### Written exercise
Give every line below again, exactly.
>> start
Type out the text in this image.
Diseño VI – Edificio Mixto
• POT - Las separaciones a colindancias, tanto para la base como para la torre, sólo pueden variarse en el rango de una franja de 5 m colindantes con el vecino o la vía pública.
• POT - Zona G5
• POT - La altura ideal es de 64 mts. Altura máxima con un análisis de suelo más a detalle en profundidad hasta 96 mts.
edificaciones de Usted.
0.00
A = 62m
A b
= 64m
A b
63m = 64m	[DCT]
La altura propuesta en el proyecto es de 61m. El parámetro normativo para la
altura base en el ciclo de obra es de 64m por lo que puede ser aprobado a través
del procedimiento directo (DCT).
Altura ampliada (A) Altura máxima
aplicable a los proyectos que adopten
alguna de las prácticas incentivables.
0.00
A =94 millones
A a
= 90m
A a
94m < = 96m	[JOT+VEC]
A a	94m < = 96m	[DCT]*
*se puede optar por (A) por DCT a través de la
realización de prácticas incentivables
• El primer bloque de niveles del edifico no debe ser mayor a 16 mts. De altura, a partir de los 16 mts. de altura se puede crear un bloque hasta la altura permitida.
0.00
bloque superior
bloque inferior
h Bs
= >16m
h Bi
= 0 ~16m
>> end
### Full output
Type out the text in this image.
Diseño VI – Edificio Mixto
• POT - Las separaciones a colindancias, tanto para la base como para la torre, sólo pueden variarse en el rango de una franja de 5 m colindantes con el vecino o la vía pública.
• POT - Zona G5
• POT - La altura ideal es de 64 mts. Altura máxima con un análisis de suelo más a detalle en profundidad hasta 96 mts.
edificaciones de Usted.
0.00
A = 62m
A b
= 64m
A b
63m = 64m	[DCT]
La altura propuesta en el proyecto es de 61m. El parámetro normativo para la
altura base en el ciclo de obra es de 64m por lo que puede ser aprobado a través
del procedimiento directo (DCT).
Altura ampliada (A) Altura máxima
aplicable a los proyectos que adopten
alguna de las prácticas incentivables.
0.00
A =94 millones
A a
= 90m
A a
94m < = 96m	[JOT+VEC]
A a	94m < = 96m	[DCT]*
*se puede optar por (A) por DCT a través de la
realización de prácticas incentivables
• El primer bloque de niveles del edifico no debe ser mayor a 16 mts. De altura, a partir de los 16 mts. de altura se puede crear un bloque hasta la altura permitida.
0.00
bloque superior
bloque inferior
h Bs
= >16m
h Bi
= 0 ~16m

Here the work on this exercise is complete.